- _WHAT YOU SHOULD DO_
Reproduce the following lines verbatim, every one of them in order, and omit the pictures from your output.

- _DATASET EXCERPTS_
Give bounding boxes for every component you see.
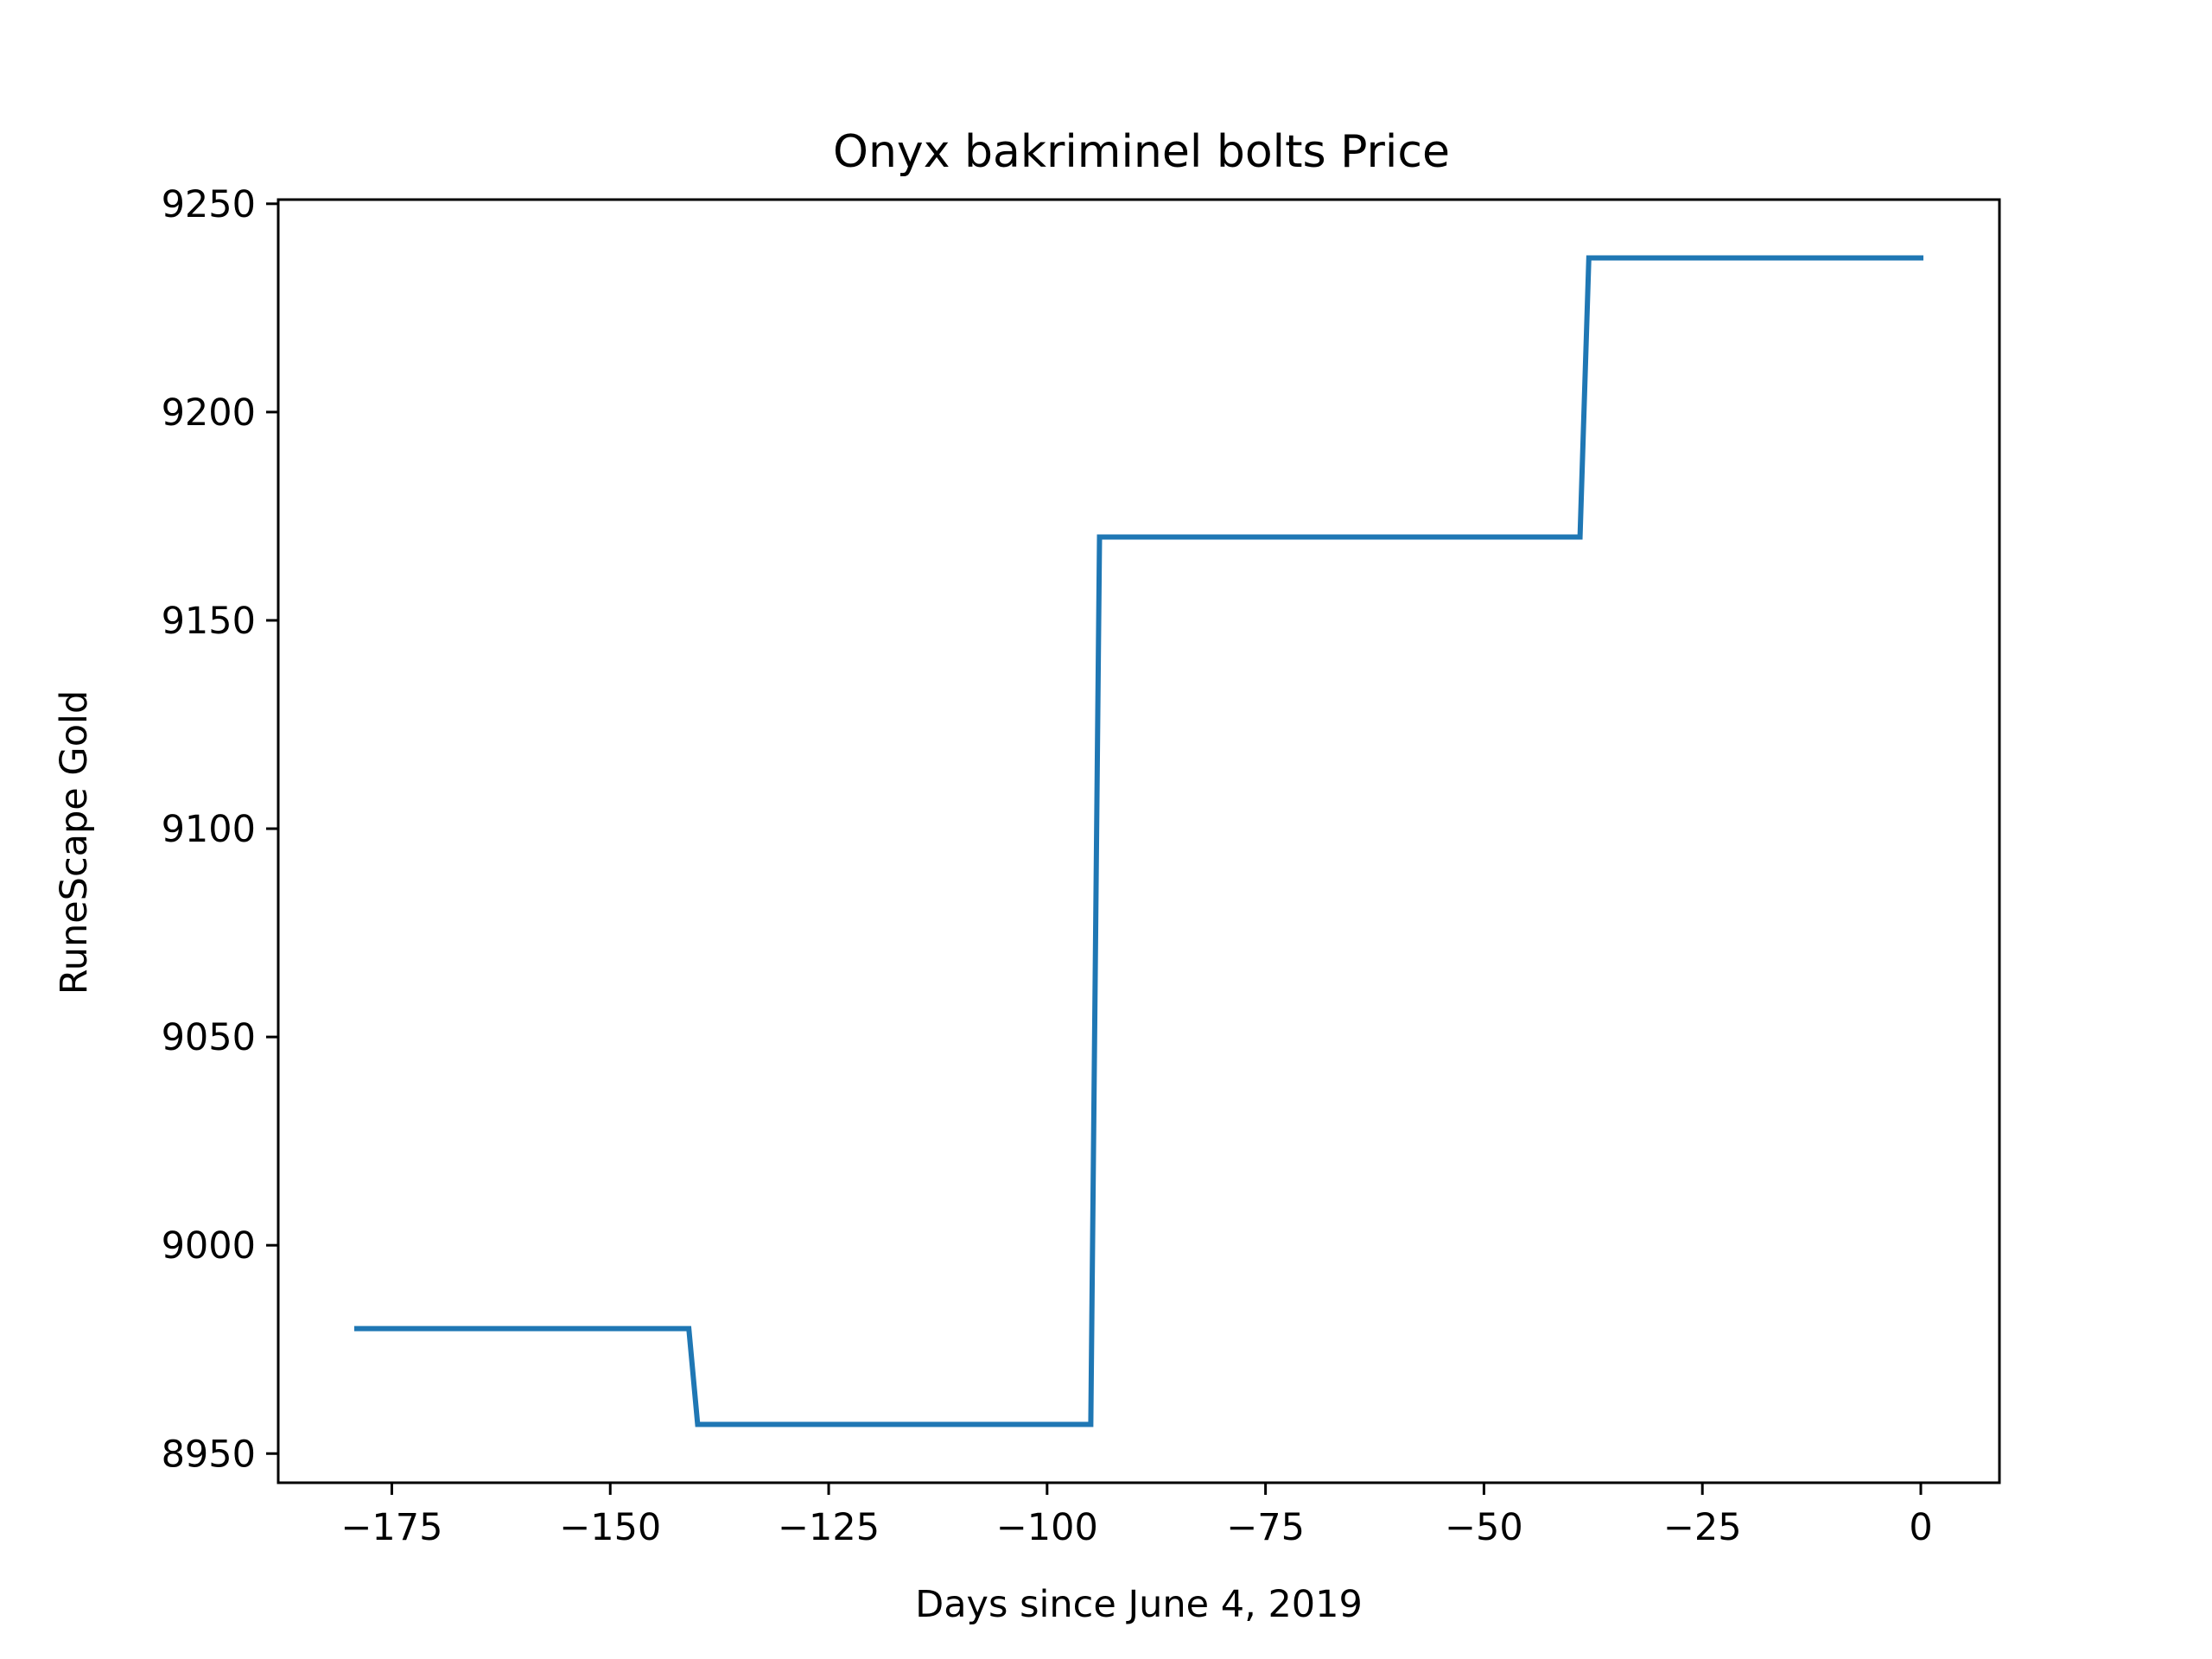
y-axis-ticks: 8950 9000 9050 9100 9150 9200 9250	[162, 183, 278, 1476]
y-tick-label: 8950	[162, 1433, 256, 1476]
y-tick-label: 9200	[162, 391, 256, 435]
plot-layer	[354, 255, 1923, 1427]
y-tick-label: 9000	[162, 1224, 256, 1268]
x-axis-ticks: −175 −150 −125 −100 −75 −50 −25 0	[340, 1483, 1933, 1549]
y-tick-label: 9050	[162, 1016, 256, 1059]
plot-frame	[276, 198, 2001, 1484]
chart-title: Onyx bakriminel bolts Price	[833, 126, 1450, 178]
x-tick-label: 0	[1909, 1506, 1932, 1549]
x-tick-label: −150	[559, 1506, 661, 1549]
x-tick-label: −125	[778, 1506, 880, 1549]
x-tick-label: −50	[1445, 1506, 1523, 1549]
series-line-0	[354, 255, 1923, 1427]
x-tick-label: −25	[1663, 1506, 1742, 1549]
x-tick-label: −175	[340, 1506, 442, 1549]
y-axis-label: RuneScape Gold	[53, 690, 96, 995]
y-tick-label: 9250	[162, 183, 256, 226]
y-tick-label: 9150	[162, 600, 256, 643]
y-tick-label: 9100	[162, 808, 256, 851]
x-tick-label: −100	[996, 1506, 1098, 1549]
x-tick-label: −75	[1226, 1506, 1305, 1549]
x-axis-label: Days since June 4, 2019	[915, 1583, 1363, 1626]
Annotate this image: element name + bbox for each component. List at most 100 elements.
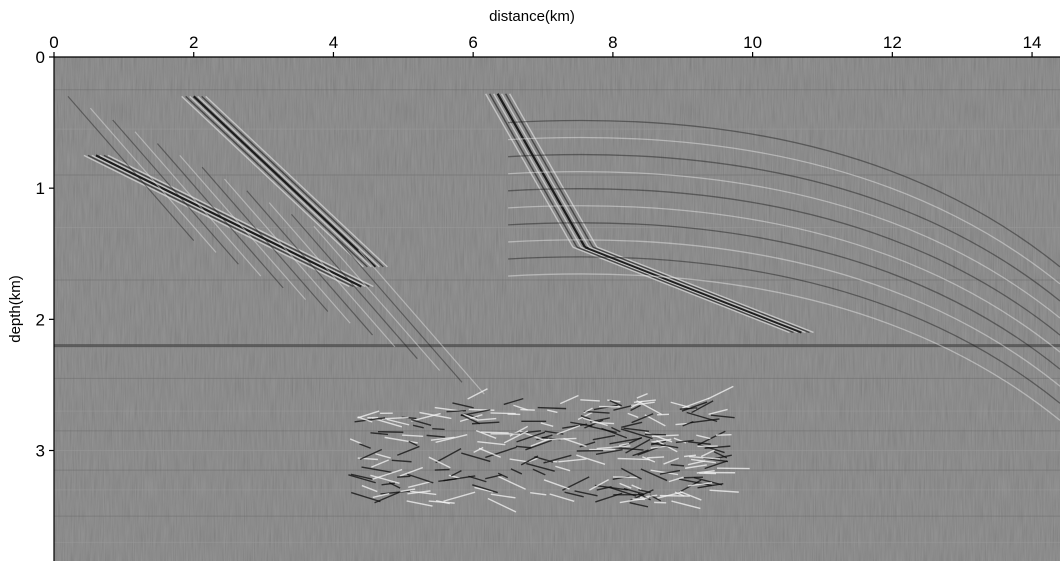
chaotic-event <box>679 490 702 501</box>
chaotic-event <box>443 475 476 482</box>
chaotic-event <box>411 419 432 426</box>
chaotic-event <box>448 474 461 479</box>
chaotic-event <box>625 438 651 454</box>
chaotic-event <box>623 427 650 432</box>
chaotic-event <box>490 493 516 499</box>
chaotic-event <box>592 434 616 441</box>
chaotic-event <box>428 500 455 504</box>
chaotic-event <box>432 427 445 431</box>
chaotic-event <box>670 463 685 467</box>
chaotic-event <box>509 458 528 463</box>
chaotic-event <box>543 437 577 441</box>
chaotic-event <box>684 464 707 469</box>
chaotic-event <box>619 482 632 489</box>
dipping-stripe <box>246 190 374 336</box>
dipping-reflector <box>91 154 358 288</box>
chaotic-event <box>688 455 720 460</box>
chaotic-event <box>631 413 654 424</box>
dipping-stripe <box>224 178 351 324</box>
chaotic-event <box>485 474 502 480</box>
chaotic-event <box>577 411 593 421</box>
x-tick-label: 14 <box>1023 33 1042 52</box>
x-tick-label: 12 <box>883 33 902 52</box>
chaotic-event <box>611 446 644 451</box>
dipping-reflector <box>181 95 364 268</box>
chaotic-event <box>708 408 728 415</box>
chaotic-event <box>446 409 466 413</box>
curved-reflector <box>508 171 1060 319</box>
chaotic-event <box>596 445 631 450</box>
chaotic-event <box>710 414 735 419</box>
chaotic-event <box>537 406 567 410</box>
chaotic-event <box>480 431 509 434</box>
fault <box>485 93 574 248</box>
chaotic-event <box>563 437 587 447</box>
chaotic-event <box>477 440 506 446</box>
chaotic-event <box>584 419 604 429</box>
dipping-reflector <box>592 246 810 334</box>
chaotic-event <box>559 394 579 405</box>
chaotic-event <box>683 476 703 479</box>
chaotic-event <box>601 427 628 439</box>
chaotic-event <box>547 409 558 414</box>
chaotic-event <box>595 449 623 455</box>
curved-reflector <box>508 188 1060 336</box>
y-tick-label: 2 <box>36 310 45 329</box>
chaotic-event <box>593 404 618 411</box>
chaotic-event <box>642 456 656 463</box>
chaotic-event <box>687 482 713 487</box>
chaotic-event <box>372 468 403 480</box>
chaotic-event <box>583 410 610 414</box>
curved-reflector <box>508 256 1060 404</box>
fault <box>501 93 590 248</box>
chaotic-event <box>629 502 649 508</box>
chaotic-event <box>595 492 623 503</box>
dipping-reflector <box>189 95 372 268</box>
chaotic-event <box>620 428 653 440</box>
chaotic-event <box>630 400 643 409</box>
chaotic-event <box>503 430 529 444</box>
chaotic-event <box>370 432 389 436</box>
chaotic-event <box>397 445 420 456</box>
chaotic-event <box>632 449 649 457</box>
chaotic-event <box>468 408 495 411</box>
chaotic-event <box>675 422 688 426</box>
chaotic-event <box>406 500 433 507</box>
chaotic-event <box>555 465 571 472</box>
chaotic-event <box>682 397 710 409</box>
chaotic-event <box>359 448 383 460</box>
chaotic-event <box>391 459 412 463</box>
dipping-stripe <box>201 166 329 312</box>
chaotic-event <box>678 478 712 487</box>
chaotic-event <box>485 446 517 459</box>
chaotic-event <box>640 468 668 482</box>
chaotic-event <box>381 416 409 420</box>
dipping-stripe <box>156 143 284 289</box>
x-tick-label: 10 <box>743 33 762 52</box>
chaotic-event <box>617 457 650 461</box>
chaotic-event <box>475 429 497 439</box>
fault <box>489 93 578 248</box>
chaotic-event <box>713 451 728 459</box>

- _RESULT FOR THIS EXERCISE_
Give bounding boxes for every component you see.
y-axis-ticks: 8950 9000 9050 9100 9150 9200 9250	[162, 183, 278, 1476]
y-tick-label: 8950	[162, 1433, 256, 1476]
y-tick-label: 9200	[162, 391, 256, 435]
plot-layer	[354, 255, 1923, 1427]
y-tick-label: 9000	[162, 1224, 256, 1268]
x-axis-ticks: −175 −150 −125 −100 −75 −50 −25 0	[340, 1483, 1933, 1549]
y-tick-label: 9050	[162, 1016, 256, 1059]
plot-frame	[276, 198, 2001, 1484]
chart-title: Onyx bakriminel bolts Price	[833, 126, 1450, 178]
x-tick-label: 0	[1909, 1506, 1932, 1549]
x-tick-label: −150	[559, 1506, 661, 1549]
x-tick-label: −125	[778, 1506, 880, 1549]
x-tick-label: −50	[1445, 1506, 1523, 1549]
series-line-0	[354, 255, 1923, 1427]
x-tick-label: −25	[1663, 1506, 1742, 1549]
x-tick-label: −175	[340, 1506, 442, 1549]
y-axis-label: RuneScape Gold	[53, 690, 96, 995]
y-tick-label: 9250	[162, 183, 256, 226]
y-tick-label: 9150	[162, 600, 256, 643]
y-tick-label: 9100	[162, 808, 256, 851]
x-tick-label: −100	[996, 1506, 1098, 1549]
x-tick-label: −75	[1226, 1506, 1305, 1549]
x-axis-label: Days since June 4, 2019	[915, 1583, 1363, 1626]
Annotate this image: element name + bbox for each component. List at most 100 elements.
chaotic-event <box>679 490 702 501</box>
chaotic-event <box>443 475 476 482</box>
chaotic-event <box>411 419 432 426</box>
chaotic-event <box>448 474 461 479</box>
chaotic-event <box>625 438 651 454</box>
chaotic-event <box>623 427 650 432</box>
chaotic-event <box>490 493 516 499</box>
chaotic-event <box>592 434 616 441</box>
chaotic-event <box>428 500 455 504</box>
chaotic-event <box>432 427 445 431</box>
chaotic-event <box>670 463 685 467</box>
chaotic-event <box>509 458 528 463</box>
chaotic-event <box>543 437 577 441</box>
chaotic-event <box>684 464 707 469</box>
chaotic-event <box>619 482 632 489</box>
dipping-stripe <box>246 190 374 336</box>
dipping-reflector <box>91 154 358 288</box>
chaotic-event <box>688 455 720 460</box>
chaotic-event <box>631 413 654 424</box>
dipping-stripe <box>224 178 351 324</box>
chaotic-event <box>485 474 502 480</box>
chaotic-event <box>577 411 593 421</box>
x-tick-label: 14 <box>1023 33 1042 52</box>
x-tick-label: 12 <box>883 33 902 52</box>
chaotic-event <box>611 446 644 451</box>
dipping-reflector <box>181 95 364 268</box>
chaotic-event <box>708 408 728 415</box>
chaotic-event <box>446 409 466 413</box>
curved-reflector <box>508 171 1060 319</box>
chaotic-event <box>596 445 631 450</box>
chaotic-event <box>710 414 735 419</box>
chaotic-event <box>537 406 567 410</box>
chaotic-event <box>480 431 509 434</box>
fault <box>485 93 574 248</box>
chaotic-event <box>563 437 587 447</box>
chaotic-event <box>477 440 506 446</box>
chaotic-event <box>584 419 604 429</box>
dipping-reflector <box>592 246 810 334</box>
chaotic-event <box>559 394 579 405</box>
chaotic-event <box>683 476 703 479</box>
chaotic-event <box>601 427 628 439</box>
chaotic-event <box>547 409 558 414</box>
chaotic-event <box>595 449 623 455</box>
curved-reflector <box>508 188 1060 336</box>
y-tick-label: 2 <box>36 310 45 329</box>
chaotic-event <box>593 404 618 411</box>
chaotic-event <box>642 456 656 463</box>
chaotic-event <box>687 482 713 487</box>
chaotic-event <box>372 468 403 480</box>
chaotic-event <box>583 410 610 414</box>
curved-reflector <box>508 256 1060 404</box>
fault <box>501 93 590 248</box>
chaotic-event <box>629 502 649 508</box>
chaotic-event <box>595 492 623 503</box>
dipping-reflector <box>189 95 372 268</box>
chaotic-event <box>620 428 653 440</box>
chaotic-event <box>630 400 643 409</box>
chaotic-event <box>503 430 529 444</box>
chaotic-event <box>370 432 389 436</box>
chaotic-event <box>397 445 420 456</box>
chaotic-event <box>632 449 649 457</box>
chaotic-event <box>468 408 495 411</box>
chaotic-event <box>675 422 688 426</box>
chaotic-event <box>406 500 433 507</box>
chaotic-event <box>555 465 571 472</box>
chaotic-event <box>682 397 710 409</box>
chaotic-event <box>359 448 383 460</box>
chaotic-event <box>391 459 412 463</box>
dipping-stripe <box>201 166 329 312</box>
chaotic-event <box>678 478 712 487</box>
chaotic-event <box>485 446 517 459</box>
chaotic-event <box>640 468 668 482</box>
chaotic-event <box>381 416 409 420</box>
dipping-stripe <box>156 143 284 289</box>
x-tick-label: 10 <box>743 33 762 52</box>
chaotic-event <box>617 457 650 461</box>
chaotic-event <box>475 429 497 439</box>
fault <box>489 93 578 248</box>
chaotic-event <box>713 451 728 459</box>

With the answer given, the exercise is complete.